▶ **Written problem**: Write out all of the data without omission, exactly as shown.
[START]
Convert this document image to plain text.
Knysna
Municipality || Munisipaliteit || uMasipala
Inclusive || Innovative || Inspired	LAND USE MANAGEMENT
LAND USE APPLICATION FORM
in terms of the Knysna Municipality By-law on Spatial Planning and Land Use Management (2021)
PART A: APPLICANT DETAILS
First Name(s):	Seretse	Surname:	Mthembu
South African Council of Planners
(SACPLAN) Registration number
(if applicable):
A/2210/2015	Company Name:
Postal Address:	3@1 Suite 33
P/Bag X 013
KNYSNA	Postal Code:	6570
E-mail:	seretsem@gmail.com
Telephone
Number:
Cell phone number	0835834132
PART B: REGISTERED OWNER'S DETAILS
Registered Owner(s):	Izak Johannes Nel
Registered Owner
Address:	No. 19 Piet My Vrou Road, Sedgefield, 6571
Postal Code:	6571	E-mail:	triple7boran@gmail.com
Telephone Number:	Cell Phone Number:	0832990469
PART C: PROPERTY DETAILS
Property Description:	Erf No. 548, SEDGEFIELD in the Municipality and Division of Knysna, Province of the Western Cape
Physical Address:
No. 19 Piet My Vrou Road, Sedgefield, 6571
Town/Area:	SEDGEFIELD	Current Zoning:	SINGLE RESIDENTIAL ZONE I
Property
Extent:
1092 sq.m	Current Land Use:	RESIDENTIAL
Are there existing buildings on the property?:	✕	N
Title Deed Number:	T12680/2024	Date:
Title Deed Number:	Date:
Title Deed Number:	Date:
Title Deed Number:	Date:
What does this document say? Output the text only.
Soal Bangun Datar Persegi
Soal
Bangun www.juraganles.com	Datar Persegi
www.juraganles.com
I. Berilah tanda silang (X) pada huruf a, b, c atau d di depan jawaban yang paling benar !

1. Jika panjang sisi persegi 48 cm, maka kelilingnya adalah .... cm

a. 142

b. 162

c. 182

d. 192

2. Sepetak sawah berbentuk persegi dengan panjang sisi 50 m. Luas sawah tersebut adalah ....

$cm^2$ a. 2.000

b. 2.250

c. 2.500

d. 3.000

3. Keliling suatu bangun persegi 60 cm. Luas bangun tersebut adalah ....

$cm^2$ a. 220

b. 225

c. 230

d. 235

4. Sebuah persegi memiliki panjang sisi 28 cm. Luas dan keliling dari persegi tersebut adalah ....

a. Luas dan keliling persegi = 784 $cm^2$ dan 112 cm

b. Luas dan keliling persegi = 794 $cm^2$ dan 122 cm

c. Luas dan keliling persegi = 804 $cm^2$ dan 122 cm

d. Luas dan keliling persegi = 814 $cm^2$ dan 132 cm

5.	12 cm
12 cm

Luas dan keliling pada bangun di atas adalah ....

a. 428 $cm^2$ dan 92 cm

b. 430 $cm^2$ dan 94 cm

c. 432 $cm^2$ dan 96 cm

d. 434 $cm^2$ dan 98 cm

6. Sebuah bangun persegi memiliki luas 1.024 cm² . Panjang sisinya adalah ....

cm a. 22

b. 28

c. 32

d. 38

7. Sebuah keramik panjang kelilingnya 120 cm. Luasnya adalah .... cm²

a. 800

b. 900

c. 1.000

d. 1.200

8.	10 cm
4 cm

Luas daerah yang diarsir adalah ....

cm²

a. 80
[END]
▶ **Complete answer**:
Convert this document image to plain text.
Knysna
Municipality || Munisipaliteit || uMasipala
Inclusive || Innovative || Inspired	LAND USE MANAGEMENT
LAND USE APPLICATION FORM
in terms of the Knysna Municipality By-law on Spatial Planning and Land Use Management (2021)
PART A: APPLICANT DETAILS
First Name(s):	Seretse	Surname:	Mthembu
South African Council of Planners
(SACPLAN) Registration number
(if applicable):
A/2210/2015	Company Name:
Postal Address:	3@1 Suite 33
P/Bag X 013
KNYSNA	Postal Code:	6570
E-mail:	seretsem@gmail.com
Telephone
Number:
Cell phone number	0835834132
PART B: REGISTERED OWNER'S DETAILS
Registered Owner(s):	Izak Johannes Nel
Registered Owner
Address:	No. 19 Piet My Vrou Road, Sedgefield, 6571
Postal Code:	6571	E-mail:	triple7boran@gmail.com
Telephone Number:	Cell Phone Number:	0832990469
PART C: PROPERTY DETAILS
Property Description:	Erf No. 548, SEDGEFIELD in the Municipality and Division of Knysna, Province of the Western Cape
Physical Address:
No. 19 Piet My Vrou Road, Sedgefield, 6571
Town/Area:	SEDGEFIELD	Current Zoning:	SINGLE RESIDENTIAL ZONE I
Property
Extent:
1092 sq.m	Current Land Use:	RESIDENTIAL
Are there existing buildings on the property?:	✕	N
Title Deed Number:	T12680/2024	Date:
Title Deed Number:	Date:
Title Deed Number:	Date:
Title Deed Number:	Date:
What does this document say? Output the text only.
Soal Bangun Datar Persegi
Soal
Bangun www.juraganles.com	Datar Persegi
www.juraganles.com
I. Berilah tanda silang (X) pada huruf a, b, c atau d di depan jawaban yang paling benar !

1. Jika panjang sisi persegi 48 cm, maka kelilingnya adalah .... cm

a. 142

b. 162

c. 182

d. 192

2. Sepetak sawah berbentuk persegi dengan panjang sisi 50 m. Luas sawah tersebut adalah ....

$cm^2$ a. 2.000

b. 2.250

c. 2.500

d. 3.000

3. Keliling suatu bangun persegi 60 cm. Luas bangun tersebut adalah ....

$cm^2$ a. 220

b. 225

c. 230

d. 235

4. Sebuah persegi memiliki panjang sisi 28 cm. Luas dan keliling dari persegi tersebut adalah ....

a. Luas dan keliling persegi = 784 $cm^2$ dan 112 cm

b. Luas dan keliling persegi = 794 $cm^2$ dan 122 cm

c. Luas dan keliling persegi = 804 $cm^2$ dan 122 cm

d. Luas dan keliling persegi = 814 $cm^2$ dan 132 cm

5.	12 cm
12 cm

Luas dan keliling pada bangun di atas adalah ....

a. 428 $cm^2$ dan 92 cm

b. 430 $cm^2$ dan 94 cm

c. 432 $cm^2$ dan 96 cm

d. 434 $cm^2$ dan 98 cm

6. Sebuah bangun persegi memiliki luas 1.024 cm² . Panjang sisinya adalah ....

cm a. 22

b. 28

c. 32

d. 38

7. Sebuah keramik panjang kelilingnya 120 cm. Luasnya adalah .... cm²

a. 800

b. 900

c. 1.000

d. 1.200

8.	10 cm
4 cm

Luas daerah yang diarsir adalah ....

cm²

a. 80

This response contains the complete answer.